### EXERCISE AIM
Lines that hold the string "взаимодействия" are to be counted; give only their number.
— Start RECORD EXTRACTS —
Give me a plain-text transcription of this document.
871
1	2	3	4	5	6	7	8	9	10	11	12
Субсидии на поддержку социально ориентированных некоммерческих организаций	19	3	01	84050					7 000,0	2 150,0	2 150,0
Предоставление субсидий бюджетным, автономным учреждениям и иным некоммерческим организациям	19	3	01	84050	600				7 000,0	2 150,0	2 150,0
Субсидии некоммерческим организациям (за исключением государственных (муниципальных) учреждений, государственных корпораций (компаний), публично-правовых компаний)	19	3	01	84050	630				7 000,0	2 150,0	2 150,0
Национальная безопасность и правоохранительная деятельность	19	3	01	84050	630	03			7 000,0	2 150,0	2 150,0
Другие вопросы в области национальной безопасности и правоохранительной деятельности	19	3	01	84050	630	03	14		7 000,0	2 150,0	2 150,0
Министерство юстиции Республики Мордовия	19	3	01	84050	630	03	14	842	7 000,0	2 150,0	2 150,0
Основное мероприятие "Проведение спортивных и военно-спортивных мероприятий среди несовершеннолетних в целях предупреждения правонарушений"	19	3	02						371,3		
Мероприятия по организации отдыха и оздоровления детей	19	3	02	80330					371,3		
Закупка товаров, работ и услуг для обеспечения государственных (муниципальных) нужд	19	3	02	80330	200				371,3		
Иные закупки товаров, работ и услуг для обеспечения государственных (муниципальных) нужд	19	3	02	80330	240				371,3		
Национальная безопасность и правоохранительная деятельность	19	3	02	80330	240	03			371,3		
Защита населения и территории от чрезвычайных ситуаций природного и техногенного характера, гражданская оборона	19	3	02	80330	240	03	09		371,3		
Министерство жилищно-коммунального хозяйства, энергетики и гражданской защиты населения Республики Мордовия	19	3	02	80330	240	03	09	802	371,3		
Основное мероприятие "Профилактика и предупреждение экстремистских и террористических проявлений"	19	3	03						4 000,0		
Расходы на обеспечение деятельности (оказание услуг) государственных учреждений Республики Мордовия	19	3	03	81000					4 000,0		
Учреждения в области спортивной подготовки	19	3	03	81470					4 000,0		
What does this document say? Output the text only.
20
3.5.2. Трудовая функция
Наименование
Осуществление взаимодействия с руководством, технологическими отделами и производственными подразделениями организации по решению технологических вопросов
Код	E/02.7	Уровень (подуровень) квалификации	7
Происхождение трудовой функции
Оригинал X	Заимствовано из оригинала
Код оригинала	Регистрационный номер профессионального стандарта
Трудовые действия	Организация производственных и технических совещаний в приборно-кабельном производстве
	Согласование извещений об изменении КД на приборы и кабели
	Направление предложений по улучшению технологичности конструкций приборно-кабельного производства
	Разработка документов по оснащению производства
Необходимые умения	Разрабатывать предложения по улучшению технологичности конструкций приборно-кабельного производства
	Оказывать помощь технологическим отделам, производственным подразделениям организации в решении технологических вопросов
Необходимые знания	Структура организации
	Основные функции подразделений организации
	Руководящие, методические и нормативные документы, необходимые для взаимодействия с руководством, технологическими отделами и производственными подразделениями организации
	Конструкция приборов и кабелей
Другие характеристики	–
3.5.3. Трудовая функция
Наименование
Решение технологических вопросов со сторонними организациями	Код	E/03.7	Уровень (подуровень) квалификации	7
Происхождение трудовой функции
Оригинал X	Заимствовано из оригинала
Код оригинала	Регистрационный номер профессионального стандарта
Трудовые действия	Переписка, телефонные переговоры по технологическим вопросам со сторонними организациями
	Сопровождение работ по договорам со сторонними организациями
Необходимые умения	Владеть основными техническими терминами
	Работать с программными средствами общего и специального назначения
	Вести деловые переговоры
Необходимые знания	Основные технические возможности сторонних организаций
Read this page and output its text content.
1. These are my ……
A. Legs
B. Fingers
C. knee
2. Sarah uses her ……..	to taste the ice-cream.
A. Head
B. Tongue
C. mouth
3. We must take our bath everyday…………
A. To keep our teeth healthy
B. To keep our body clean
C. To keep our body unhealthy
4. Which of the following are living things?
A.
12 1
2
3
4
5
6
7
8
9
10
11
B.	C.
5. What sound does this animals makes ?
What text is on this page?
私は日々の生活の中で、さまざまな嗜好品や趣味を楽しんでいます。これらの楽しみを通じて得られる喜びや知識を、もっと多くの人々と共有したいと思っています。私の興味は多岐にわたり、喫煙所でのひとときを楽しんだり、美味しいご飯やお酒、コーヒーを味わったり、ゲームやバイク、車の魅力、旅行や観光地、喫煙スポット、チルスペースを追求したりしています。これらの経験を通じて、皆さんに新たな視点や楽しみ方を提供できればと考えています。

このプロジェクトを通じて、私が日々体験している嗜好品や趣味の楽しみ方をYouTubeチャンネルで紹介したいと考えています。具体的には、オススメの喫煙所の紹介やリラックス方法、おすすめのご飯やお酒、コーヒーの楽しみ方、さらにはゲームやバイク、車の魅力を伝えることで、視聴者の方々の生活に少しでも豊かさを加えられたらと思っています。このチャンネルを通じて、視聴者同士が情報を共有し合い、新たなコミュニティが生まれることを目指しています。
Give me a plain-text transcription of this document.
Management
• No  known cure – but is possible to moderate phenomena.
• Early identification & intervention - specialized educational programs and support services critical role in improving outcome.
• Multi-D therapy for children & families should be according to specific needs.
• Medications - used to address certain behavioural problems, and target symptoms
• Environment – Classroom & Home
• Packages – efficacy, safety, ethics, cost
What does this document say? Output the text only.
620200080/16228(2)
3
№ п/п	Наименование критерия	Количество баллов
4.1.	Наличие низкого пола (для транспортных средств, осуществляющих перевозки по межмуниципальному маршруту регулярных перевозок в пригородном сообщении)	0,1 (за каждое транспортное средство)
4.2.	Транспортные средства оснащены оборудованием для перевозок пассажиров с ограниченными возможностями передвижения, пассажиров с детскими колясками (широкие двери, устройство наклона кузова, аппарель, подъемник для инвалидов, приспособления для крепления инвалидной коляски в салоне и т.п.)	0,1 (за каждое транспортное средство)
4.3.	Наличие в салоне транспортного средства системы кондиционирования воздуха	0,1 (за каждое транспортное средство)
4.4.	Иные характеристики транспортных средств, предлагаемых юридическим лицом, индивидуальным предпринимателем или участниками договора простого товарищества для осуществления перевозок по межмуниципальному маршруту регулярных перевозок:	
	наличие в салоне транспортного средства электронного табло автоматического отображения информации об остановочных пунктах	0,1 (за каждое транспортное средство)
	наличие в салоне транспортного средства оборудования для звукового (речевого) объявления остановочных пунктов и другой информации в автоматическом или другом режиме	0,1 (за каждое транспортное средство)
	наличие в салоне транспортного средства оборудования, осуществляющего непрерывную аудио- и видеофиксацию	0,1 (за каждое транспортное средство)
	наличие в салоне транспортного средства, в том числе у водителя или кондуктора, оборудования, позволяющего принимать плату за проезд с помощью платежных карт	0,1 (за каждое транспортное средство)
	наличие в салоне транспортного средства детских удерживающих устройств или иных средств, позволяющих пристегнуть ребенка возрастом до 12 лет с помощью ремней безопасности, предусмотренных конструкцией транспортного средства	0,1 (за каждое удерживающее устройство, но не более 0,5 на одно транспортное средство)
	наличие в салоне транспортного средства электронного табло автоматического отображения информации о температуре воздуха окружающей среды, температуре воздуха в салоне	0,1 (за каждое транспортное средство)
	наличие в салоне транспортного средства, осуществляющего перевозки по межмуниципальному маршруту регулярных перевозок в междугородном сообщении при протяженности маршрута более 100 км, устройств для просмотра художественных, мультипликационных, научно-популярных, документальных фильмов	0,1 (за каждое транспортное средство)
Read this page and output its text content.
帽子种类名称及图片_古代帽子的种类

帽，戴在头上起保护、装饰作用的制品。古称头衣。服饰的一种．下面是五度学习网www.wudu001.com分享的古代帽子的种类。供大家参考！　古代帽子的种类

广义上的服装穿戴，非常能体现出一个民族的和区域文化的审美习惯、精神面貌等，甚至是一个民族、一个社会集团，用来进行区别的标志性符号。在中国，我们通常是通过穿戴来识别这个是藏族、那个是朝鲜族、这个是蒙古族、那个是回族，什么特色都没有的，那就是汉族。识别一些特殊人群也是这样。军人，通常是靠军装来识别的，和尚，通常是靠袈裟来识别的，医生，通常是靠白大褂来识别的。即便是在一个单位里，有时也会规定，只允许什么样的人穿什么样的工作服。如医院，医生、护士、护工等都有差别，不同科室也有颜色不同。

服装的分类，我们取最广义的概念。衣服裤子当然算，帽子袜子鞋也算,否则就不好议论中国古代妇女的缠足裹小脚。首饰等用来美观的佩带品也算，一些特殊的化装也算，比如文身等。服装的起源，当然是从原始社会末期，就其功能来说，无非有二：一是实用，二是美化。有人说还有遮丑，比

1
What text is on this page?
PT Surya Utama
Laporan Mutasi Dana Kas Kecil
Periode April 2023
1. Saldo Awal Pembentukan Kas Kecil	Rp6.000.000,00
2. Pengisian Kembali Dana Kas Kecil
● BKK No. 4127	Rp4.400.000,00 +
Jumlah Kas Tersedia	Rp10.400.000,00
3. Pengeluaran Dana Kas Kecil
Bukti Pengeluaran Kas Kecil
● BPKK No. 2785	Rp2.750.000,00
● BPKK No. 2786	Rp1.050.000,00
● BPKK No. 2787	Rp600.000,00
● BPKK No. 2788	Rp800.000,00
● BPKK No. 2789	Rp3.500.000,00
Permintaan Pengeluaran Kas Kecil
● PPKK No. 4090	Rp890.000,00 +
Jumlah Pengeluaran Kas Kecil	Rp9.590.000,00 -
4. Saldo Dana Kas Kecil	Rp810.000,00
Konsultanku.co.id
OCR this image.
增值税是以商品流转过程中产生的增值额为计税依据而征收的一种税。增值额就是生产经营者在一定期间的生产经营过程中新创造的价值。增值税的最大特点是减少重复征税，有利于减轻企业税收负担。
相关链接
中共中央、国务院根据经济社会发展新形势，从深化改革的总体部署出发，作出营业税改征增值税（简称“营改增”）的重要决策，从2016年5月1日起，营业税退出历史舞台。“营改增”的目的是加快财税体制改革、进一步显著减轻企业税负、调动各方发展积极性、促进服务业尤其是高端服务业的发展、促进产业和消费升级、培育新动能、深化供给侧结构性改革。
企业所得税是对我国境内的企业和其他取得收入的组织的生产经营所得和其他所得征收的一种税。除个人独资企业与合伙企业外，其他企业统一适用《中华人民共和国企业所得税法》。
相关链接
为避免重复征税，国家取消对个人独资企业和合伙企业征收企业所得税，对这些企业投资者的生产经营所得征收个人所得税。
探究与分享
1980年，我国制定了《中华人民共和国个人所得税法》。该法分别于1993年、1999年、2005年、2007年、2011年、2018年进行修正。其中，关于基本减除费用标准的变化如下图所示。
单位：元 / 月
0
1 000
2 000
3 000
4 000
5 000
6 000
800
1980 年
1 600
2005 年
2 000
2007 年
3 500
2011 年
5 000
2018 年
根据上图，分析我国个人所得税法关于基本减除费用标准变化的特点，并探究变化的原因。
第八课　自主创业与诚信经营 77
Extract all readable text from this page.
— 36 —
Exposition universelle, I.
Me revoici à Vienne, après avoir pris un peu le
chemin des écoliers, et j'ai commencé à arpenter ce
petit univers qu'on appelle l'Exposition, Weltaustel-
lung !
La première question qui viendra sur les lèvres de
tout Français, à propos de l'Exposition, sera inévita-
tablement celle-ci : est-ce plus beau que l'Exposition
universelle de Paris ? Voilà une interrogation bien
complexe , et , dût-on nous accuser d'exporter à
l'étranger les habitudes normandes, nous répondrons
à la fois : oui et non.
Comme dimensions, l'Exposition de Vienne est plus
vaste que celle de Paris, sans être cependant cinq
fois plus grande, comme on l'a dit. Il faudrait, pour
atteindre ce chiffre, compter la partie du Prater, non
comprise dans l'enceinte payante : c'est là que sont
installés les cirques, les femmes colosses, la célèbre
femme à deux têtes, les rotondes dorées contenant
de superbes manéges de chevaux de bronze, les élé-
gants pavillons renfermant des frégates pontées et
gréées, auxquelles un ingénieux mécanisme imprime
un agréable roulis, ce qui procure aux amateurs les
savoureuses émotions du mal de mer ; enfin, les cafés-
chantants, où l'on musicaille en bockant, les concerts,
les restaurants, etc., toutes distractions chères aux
— End RECORD EXTRACTS —
### ANSWER
2